**Exercise details**. Your answer is a single number: the count of lines that contain the string "name".

**The records**.

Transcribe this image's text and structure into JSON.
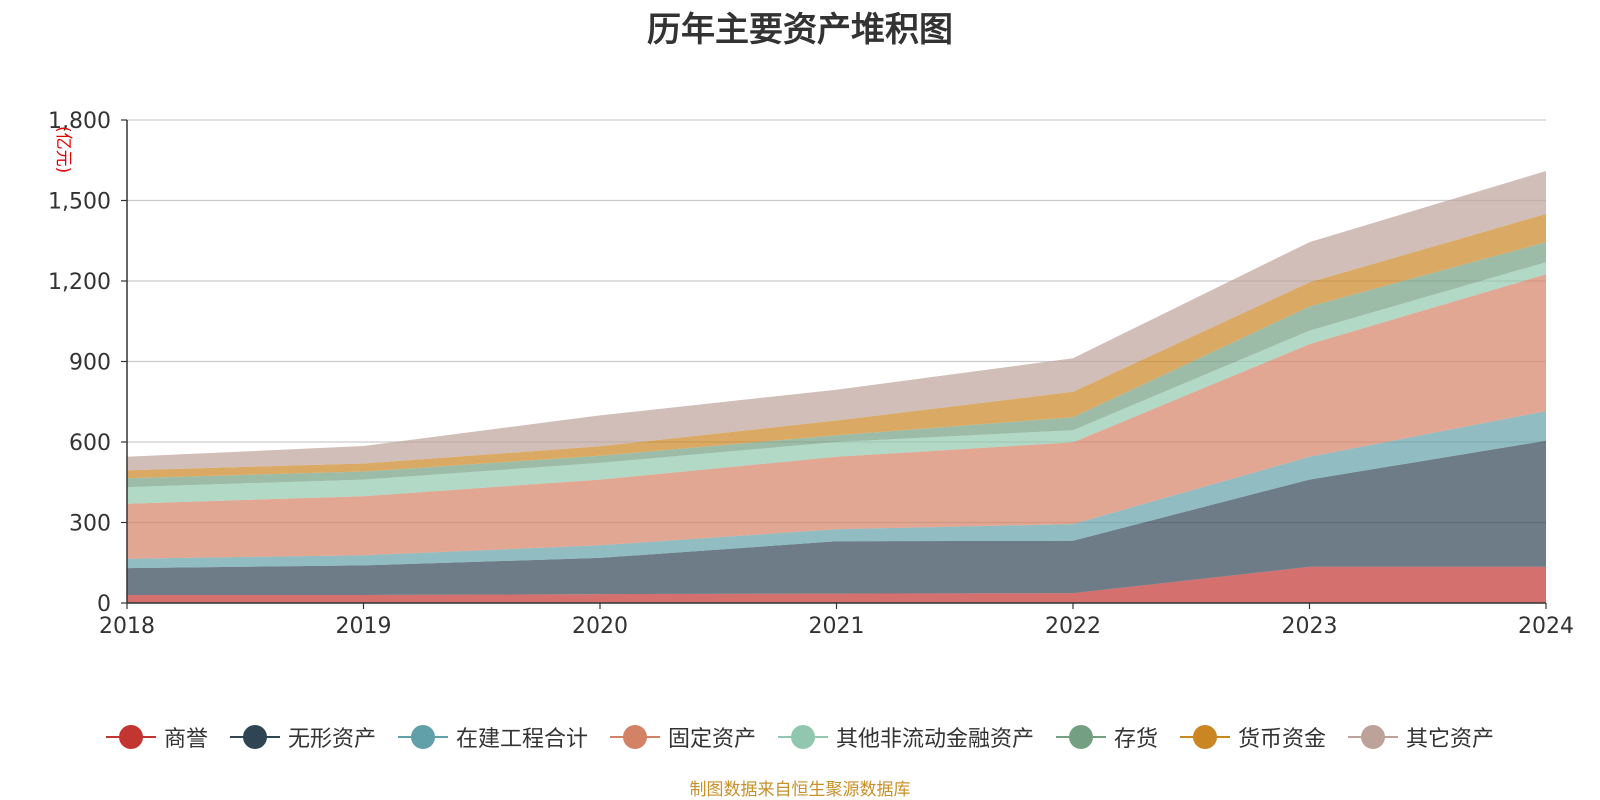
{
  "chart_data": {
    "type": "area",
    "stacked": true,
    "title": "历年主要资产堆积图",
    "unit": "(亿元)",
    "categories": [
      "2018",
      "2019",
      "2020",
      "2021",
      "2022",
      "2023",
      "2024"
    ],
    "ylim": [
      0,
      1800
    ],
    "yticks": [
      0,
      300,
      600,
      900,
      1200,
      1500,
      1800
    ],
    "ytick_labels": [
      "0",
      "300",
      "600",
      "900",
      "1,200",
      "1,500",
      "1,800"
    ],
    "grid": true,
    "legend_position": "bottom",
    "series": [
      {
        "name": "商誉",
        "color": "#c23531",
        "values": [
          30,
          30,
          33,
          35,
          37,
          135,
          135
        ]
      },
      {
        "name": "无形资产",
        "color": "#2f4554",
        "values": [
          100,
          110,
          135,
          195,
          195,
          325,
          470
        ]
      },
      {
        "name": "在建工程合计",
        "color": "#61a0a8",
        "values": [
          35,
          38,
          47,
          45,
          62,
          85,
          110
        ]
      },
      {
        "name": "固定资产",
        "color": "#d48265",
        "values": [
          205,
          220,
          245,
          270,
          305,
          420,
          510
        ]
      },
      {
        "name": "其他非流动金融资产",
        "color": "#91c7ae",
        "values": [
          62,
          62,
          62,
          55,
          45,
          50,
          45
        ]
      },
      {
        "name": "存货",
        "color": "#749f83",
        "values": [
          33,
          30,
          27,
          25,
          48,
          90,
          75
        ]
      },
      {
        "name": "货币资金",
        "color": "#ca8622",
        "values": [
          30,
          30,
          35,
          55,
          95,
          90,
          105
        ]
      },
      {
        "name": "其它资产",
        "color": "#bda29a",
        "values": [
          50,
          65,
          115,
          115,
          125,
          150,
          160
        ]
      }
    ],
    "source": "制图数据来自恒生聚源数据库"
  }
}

**Result below**. 8